_Text block_

15 April 2013

Pub/Sub Revisited

How many enterprises say they want a "Publisher/Subscriber" architecture?  "We want," they say, "For the Ordering system just to send one message, and for everyone who needs it to get it.  Ordering shouldn't know anything about the down-stream systems."  Okay, that's fine as far as it goes.  But what about the other way around.  The current paradigm says that *someone* has to know about both up-stream and down-stream systems.

Either every "down-stream" system knows about every up-stream system that it cares about (and you'd be amazed at how many that is.  You'd also be amazed at how fast Ordering finds that it is down-stream of Inventory in the right circumstances), or some central system (or "Broker") knows about everybody and keeps them all straight.

Now, the first option is terrible.  Suddenly this "Publisher/Subscriber" methodology becomes Code-thulu.

The second option is fine, but it's not actually Publisher/Subscriber.  It's Hub-and-Spoke with a Broker.  Nothing wrong with that, but it has certain ramifications which will be different if you were expecting publisher/subscriber.

"But how," I hear you asking, "Can we get 'real' Publisher/Subscriber?"  And you have a point.  At some point, someone has to know about both up-stream and down-stream systems, don't they?

Well... no.  Not really, if you're willing to do a little work.

Now, let me be clear here- what I'm suggesting does not reduce complexity in any significant way.  We're talking about complex interactions between complex systems.  We can abstract that complexity away all we want, but that complexity will still exist somewhere.  What I'm suggesting allows the complexity to exist where it can most readily be changed/fixed- within the individual business domains inside your company.

How does this methodology work?  Enter the Dragon, err... Database.  Publisher/Subscriber does exist in the wild- it's called RSS, or Email, or any number of other things.  In those systems, the Publisher simply publishes a message (a blog post, an email, whatever), and the subscriber goes to look for new messages on a schedule.  Ours will work the same way.

_Entries supplied_
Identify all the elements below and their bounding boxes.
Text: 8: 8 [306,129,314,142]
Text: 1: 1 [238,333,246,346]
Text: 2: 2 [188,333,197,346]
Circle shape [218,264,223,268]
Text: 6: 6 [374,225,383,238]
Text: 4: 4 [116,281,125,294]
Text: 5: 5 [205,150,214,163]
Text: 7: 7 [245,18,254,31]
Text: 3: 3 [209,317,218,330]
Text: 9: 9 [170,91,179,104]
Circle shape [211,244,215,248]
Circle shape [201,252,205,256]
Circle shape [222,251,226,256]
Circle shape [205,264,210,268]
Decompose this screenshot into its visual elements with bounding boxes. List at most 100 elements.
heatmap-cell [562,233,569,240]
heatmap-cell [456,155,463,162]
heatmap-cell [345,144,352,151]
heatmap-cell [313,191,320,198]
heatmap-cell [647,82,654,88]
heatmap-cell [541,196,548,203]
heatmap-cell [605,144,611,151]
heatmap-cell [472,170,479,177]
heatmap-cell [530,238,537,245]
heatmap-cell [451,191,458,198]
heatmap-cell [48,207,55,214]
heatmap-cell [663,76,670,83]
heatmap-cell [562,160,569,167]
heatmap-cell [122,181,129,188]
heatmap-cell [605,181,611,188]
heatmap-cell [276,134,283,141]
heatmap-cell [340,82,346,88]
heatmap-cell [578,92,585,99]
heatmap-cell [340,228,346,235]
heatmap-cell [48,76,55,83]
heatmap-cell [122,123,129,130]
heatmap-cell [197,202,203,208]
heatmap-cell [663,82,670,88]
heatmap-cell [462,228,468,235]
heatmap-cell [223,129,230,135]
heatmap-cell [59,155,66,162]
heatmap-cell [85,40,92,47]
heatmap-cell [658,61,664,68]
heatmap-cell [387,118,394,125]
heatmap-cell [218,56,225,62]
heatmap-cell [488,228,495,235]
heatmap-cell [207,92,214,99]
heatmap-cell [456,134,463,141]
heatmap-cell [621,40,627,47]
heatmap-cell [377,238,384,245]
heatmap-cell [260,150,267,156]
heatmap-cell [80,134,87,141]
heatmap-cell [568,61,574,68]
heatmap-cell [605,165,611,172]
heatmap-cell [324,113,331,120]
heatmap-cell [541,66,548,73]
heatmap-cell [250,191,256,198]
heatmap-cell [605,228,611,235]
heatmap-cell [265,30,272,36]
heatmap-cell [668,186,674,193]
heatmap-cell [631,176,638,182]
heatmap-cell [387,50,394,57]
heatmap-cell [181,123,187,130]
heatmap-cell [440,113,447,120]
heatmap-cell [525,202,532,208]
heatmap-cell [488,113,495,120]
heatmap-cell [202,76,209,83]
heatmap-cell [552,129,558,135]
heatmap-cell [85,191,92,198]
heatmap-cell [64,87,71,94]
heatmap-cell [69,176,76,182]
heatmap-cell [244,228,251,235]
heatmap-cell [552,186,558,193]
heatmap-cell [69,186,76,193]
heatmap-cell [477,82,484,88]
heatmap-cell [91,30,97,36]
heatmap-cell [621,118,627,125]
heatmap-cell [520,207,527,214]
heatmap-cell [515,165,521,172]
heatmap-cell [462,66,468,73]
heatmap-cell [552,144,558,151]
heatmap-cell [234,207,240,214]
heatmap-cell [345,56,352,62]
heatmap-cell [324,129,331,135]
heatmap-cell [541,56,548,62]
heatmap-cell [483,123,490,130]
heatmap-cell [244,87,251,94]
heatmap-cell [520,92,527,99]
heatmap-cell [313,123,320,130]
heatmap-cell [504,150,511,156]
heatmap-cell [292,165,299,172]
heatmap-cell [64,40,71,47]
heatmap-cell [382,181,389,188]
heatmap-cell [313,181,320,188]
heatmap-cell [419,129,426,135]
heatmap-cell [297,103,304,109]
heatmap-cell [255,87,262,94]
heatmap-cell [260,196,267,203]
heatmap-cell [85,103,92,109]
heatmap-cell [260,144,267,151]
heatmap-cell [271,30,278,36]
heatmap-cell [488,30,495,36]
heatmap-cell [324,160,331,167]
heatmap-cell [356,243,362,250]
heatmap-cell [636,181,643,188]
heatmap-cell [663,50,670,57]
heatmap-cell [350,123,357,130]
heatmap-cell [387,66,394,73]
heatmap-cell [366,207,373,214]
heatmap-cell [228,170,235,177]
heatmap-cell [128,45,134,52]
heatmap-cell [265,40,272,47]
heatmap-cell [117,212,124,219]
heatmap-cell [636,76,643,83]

_Exercise set_
a) Retype everything in the Pub/Sub post from "How many enterprises" down to "them all straight.".
b) Answer these questions from the Pub/Sub post:
(i) What does the post say the option with a central system that knows about everybody actually is?
(ii) Which two real-world examples of Publisher/Subscriber does the post name first?
(iii) Where does the suggested approach let the complexity exist?
The records were taken from a separate source.

_Problem solutions_
a)
How many enterprises say they want a "Publisher/Subscriber" architecture?  "We want," they say, "For the Ordering system just to send one message, and for everyone who needs it to get it.  Ordering shouldn't know anything about the down-stream systems."  Okay, that's fine as far as it goes.  But what about the other way around.  The current paradigm says that *someone* has to know about both up-stream and down-stream systems.

Either every "down-stream" system knows about every up-stream system that it cares about (and you'd be amazed at how many that is.  You'd also be amazed at how fast Ordering finds that it is down-stream of Inventory in the right circumstances), or some central system (or "Broker") knows about everybody and keeps them all straight.

b)
(i) Hub-and-Spoke with a Broker.
(ii) RSS and Email.
(iii) Within the individual business domains inside the company, where it can most readily be changed or fixed.